-- 取り組む課題 --
A - 文書の抜粋で、曲名が挙げられている合唱作品はどれですか。すべて挙げてください。
B - 次の(i)〜(iii)の記述は、文書の抜粋の内容と合っていますか。それぞれ「はい」か「いいえ」で答え、判断の決め手となる本文の語句をそのまま引用してください。
(i) ザ・タロー・シンガーズのメンバーは20名ほどである。
(ii) 「うた」は10曲の合唱作品からなっている。
(iii) 「うた」のうち谷川俊太郎が作詞した曲は6曲である。
C - ザ・タロー・シンガーズと武満徹の「うた」についての文章を、最後の文に続けて書き継いでください。

-- 文書の抜粋 --

/---

ザ・タロー・シンガーズは、関西を中心として活動している20名ほどのメンバーによるプロの室内混声合唱団です。
指揮者の里井宏次氏は大阪音楽大学助教授として、音楽を学んでいる学生に合唱指導もされている方です。
この武満徹作曲の混声合唱のための「うた」は、「小さな空」「死んだ男の残したものは」「さくら」「翼」など説明が不要なくらい多くの合唱愛好人に親しまれている12曲の合唱作品からなっています。武満徹自身の作詞が4曲、谷川俊太郎の作詞が4曲あり、メロディも歌詞もそれぞれ個性的で美しく珠玉の作品集だといえます。
最初に感じたことは、とても日本語が美しく、フレージングがたっぷりと大きくとってあるので、歌詞の持つ伸びやかさが、紡ぎ出される音楽によって明確に描き出せている点にあると思いました。

\---

-- 記録データ --
/---

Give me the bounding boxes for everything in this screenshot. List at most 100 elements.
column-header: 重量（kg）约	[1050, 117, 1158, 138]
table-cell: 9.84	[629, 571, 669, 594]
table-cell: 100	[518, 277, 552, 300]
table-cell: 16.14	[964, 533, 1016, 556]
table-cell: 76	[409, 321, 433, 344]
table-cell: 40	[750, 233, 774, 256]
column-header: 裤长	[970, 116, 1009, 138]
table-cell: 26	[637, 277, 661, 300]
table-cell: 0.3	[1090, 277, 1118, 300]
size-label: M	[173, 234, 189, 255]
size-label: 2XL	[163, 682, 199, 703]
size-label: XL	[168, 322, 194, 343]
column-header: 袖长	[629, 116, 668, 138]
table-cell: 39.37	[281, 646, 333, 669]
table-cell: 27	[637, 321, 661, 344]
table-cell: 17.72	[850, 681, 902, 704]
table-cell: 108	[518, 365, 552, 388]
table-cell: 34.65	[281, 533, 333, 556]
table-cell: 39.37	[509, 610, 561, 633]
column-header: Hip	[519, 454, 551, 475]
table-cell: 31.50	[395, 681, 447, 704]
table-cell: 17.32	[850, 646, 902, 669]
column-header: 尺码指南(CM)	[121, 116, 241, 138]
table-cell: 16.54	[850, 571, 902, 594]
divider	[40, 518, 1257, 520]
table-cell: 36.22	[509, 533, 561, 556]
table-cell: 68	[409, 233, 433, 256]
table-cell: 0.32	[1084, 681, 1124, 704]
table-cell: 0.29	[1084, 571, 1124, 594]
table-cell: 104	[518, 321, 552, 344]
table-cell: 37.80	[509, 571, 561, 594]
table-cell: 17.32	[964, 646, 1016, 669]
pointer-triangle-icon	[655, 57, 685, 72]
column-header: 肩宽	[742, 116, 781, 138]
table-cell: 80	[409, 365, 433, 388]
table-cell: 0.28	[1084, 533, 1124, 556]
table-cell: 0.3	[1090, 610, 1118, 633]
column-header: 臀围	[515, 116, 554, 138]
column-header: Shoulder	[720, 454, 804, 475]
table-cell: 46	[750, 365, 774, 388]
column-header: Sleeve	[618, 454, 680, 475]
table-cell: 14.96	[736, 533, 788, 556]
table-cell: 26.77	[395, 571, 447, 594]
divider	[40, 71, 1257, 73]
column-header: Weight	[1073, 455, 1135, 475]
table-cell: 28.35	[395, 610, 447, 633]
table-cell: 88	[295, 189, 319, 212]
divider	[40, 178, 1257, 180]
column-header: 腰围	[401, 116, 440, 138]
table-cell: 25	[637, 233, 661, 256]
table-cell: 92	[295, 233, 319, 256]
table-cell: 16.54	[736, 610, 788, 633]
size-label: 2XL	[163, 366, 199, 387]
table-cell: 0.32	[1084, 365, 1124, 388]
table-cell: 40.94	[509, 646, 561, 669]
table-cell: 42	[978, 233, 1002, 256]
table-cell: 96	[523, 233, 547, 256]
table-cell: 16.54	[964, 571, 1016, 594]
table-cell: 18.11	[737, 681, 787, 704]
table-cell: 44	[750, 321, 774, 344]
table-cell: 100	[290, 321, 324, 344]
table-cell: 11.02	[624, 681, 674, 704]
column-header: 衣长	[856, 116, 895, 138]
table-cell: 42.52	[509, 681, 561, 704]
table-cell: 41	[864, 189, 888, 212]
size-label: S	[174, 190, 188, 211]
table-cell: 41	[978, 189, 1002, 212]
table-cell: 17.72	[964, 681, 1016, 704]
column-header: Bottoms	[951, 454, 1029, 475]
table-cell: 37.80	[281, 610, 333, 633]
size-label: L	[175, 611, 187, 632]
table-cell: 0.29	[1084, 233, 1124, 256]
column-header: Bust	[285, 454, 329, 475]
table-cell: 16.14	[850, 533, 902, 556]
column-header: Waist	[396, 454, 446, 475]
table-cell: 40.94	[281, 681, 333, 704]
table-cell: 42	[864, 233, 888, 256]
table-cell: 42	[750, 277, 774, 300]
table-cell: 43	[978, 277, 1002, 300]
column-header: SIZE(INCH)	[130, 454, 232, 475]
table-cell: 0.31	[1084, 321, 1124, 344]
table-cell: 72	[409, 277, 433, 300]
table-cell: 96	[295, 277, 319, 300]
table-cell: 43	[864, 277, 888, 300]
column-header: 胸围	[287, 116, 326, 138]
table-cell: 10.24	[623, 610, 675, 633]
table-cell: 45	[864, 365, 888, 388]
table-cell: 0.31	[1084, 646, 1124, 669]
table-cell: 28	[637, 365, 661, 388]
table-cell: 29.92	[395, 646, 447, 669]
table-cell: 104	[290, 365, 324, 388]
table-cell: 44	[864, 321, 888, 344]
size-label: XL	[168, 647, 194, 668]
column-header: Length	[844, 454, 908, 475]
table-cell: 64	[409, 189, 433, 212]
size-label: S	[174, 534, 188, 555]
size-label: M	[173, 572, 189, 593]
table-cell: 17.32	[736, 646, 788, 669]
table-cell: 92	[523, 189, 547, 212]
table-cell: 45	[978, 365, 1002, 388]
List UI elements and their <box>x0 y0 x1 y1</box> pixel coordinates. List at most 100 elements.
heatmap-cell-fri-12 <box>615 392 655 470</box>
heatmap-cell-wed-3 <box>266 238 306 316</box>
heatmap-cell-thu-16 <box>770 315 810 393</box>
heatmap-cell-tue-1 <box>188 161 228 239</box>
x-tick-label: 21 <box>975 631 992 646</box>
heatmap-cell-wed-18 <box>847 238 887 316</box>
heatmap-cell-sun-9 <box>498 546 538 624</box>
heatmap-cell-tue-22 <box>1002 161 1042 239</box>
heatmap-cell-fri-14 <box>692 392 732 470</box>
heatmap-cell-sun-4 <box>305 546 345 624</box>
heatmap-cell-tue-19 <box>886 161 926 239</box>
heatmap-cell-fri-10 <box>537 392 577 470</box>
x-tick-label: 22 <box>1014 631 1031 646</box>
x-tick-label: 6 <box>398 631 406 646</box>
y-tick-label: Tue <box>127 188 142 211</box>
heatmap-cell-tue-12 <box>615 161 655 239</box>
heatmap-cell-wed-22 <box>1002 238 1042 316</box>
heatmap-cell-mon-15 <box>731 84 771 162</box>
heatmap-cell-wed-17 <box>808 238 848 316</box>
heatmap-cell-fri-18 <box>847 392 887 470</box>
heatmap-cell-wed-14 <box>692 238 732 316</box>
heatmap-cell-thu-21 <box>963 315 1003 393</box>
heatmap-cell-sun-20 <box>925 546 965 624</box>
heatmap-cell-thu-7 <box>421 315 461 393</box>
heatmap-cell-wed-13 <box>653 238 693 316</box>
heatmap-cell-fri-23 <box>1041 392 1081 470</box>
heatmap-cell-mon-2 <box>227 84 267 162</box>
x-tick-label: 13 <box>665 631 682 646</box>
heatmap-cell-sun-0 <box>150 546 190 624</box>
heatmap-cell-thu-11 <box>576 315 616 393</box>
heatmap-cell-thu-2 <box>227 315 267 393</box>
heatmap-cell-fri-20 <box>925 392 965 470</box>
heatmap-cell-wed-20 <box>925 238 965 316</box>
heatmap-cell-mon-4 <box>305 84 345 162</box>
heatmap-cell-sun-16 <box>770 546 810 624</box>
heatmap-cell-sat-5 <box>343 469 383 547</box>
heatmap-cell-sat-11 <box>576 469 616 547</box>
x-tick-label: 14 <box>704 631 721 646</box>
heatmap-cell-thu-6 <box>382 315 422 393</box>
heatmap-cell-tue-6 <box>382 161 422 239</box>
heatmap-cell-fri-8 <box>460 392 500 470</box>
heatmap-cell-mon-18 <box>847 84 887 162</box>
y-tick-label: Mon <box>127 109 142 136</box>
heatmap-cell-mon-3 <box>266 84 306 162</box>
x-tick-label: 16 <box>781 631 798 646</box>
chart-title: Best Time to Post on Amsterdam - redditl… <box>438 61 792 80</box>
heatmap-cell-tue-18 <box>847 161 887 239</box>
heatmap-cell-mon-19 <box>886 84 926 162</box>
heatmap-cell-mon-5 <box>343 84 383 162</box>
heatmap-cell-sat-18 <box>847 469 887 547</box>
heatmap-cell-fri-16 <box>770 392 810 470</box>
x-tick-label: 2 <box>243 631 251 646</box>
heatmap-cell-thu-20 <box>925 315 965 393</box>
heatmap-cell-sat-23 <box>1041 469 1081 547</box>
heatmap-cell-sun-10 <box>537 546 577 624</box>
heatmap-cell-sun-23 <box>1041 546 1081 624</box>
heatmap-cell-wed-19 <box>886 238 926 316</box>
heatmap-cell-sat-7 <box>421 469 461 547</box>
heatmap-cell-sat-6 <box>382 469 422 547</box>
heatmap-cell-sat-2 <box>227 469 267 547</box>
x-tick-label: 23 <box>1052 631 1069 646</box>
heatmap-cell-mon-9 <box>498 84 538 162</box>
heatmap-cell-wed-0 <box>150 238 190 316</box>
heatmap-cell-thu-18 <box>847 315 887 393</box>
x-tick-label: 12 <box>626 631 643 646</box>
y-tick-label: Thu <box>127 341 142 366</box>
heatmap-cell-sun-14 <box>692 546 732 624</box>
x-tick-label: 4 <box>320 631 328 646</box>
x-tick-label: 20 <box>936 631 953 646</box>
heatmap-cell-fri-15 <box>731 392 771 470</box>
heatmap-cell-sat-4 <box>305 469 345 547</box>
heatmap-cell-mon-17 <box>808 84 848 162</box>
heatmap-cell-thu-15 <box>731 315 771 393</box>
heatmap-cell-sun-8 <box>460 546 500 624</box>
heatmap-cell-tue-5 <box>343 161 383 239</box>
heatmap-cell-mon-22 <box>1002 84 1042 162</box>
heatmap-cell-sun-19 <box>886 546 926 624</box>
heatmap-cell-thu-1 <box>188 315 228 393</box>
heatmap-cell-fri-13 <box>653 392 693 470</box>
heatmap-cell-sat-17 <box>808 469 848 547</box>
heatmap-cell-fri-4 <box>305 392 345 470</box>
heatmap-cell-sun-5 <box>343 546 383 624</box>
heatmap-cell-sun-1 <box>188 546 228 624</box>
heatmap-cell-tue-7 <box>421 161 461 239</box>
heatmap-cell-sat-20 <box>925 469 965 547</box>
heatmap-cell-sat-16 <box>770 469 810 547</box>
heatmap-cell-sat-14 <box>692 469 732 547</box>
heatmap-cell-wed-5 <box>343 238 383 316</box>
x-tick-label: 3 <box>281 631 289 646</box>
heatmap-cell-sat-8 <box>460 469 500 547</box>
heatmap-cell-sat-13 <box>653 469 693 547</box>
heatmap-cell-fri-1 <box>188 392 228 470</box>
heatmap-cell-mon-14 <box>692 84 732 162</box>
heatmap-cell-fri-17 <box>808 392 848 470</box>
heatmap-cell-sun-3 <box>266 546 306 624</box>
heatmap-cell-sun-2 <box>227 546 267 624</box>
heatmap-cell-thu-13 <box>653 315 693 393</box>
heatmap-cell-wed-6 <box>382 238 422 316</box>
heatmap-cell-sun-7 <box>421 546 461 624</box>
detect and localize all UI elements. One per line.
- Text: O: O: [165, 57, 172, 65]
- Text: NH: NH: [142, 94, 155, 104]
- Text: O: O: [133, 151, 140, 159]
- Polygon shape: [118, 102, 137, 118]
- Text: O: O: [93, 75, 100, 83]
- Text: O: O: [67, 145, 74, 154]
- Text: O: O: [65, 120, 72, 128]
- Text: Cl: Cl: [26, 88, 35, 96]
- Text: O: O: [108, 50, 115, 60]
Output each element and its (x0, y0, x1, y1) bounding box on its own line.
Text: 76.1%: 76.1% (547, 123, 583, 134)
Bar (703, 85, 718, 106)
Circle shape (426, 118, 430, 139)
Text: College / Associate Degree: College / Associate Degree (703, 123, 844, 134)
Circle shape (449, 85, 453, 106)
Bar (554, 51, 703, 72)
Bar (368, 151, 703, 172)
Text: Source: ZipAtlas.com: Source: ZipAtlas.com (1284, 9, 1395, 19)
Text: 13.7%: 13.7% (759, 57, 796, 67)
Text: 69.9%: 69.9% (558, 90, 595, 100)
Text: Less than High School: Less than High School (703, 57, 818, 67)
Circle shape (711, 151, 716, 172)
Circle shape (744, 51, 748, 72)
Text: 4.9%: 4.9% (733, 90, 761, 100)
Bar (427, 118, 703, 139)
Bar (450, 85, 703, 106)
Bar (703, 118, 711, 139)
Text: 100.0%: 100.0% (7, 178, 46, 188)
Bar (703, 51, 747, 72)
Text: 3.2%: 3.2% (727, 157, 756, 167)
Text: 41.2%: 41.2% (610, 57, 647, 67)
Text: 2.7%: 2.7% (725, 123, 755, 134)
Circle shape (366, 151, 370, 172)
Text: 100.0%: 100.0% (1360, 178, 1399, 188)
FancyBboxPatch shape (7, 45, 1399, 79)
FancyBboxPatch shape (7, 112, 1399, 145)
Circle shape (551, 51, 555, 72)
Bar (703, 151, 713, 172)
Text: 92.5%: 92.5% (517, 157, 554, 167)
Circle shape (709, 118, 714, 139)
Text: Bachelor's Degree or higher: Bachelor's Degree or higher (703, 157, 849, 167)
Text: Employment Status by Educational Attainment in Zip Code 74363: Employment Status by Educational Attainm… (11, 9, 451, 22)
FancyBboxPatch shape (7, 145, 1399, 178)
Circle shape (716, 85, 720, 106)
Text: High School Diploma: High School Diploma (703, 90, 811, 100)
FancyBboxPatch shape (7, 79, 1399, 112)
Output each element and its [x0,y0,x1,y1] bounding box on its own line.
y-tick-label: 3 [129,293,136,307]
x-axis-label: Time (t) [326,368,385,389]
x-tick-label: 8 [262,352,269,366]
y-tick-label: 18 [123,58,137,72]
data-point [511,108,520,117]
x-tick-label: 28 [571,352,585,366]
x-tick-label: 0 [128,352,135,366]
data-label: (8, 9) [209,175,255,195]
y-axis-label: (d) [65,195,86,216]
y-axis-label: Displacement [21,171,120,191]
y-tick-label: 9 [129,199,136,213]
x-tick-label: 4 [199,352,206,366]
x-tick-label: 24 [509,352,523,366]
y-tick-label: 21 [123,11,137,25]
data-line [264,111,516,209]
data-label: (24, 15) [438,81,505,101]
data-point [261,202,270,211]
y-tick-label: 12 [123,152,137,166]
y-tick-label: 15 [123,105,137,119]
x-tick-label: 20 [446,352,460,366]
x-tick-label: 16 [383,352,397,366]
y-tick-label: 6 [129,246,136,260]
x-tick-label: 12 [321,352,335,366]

\---

-- 課題別の結果 --
A - 「小さな空」、「死んだ男の残したものは」、「さくら」、「翼」

B -
(i) はい：「20名ほどのメンバーによるプロの室内混声合唱団です」
(ii) いいえ：「12曲の合唱作品からなっています」
(iii) いいえ：「谷川俊太郎の作詞が4曲あり」

C -
冒頭の「小さな空」の聞き手をノスタルジーの世界へ誘うような大きくて伸びやかな合唱は、とても好感が持て、多くの人に聞いてほしいと願う仕上がりになっています。子供の頃の情景を思い浮かべながら、慈しむように大切に作られた小品です。ロマンチストの武満徹の性格が、歌詞の随所にうかがえます。流れるようなメロディは懐かしく、少し淋しげな旋律を持っています。子供の頃の真っ暗になるまで遊んだ幼いあの日の情景が目に浮かぶような曲です。
武満徹の感傷的とも言える懐かしい音楽世界を、透明感溢れる声質とピッチの整ったハーモニーで上質な合唱作品として描き上げています。ア・カペラですので、何よりも正確で繊細な表現が要求されるわけですが、小人数ゆえ、各パートの線が明確で、全体像もはっきりと再現されています。
惜しむらくは、ライヴ録音ゆえ、観客の雑音やざわめきが時折マイクに拾われているので、気にする人もいるかもしれません。一方ライヴ特有の緊張感と昂揚感にも包まれており、まるでコンサート会場にいるような臨場感すら感じさせる演奏だと思いました。